## Exercise requirements
Pull every "particles" line out of the data below.
#### Materials provided ####
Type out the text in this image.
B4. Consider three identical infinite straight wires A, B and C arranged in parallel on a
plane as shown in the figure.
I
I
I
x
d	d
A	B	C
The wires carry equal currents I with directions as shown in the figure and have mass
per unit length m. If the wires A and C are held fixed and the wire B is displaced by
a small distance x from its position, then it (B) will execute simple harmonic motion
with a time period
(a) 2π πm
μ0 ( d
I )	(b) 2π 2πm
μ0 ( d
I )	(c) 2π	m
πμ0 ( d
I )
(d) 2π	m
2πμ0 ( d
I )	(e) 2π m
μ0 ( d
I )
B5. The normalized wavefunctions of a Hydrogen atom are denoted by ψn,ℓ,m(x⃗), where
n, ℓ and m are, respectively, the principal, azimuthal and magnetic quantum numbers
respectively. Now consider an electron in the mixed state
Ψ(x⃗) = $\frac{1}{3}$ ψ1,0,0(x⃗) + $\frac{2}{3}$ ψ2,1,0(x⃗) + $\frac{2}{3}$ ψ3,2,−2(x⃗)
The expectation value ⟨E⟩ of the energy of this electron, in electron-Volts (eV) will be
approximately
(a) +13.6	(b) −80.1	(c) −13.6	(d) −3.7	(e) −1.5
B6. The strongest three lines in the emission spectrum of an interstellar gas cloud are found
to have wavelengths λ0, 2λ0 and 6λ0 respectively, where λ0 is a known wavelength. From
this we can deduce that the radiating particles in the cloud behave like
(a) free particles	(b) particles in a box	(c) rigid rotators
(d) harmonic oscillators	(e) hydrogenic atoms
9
####
#### Materials provided ####
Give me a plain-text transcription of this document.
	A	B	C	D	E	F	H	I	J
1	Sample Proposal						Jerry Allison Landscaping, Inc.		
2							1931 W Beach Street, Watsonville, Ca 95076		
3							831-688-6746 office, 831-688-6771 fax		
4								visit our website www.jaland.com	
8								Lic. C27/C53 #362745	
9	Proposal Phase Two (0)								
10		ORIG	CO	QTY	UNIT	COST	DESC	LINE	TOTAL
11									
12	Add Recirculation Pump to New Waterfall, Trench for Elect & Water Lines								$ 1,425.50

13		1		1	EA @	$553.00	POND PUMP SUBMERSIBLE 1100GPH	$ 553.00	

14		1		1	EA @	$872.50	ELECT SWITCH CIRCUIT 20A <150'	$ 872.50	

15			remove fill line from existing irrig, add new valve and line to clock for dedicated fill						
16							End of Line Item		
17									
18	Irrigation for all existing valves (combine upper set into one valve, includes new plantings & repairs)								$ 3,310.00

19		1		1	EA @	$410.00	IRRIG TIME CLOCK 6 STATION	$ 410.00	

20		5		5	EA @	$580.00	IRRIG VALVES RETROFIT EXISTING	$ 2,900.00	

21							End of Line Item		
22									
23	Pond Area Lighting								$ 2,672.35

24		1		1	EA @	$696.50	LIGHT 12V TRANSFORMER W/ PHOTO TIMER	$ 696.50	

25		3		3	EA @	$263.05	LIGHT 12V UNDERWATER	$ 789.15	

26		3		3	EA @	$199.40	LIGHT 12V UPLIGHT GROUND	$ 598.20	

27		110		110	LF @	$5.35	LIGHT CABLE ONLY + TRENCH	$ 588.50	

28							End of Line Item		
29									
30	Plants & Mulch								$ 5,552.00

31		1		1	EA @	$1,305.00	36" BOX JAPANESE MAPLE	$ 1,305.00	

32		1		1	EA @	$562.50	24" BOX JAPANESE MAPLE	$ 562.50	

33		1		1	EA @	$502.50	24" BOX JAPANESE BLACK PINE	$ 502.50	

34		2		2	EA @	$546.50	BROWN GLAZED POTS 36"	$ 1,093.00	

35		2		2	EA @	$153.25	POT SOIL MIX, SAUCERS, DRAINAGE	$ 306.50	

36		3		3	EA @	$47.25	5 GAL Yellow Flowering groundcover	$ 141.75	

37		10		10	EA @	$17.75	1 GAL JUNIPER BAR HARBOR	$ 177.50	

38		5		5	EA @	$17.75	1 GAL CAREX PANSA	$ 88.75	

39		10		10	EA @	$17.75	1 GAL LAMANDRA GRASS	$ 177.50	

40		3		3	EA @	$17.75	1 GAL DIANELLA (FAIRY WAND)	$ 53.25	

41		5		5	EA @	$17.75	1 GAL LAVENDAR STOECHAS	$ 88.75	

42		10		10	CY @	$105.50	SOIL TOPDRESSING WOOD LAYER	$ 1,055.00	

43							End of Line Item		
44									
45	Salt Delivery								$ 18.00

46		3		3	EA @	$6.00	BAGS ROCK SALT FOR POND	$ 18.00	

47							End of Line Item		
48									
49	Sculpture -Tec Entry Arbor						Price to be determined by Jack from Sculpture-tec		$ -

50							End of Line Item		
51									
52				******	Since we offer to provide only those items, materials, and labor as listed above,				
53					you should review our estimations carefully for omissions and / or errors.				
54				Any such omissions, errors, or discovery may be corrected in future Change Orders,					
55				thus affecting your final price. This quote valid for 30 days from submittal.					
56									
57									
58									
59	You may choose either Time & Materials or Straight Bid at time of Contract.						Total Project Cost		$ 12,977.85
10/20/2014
####
## Response
this we can deduce that the radiating particles in the cloud behave like
(a) free particles	(b) particles in a box	(c) rigid rotators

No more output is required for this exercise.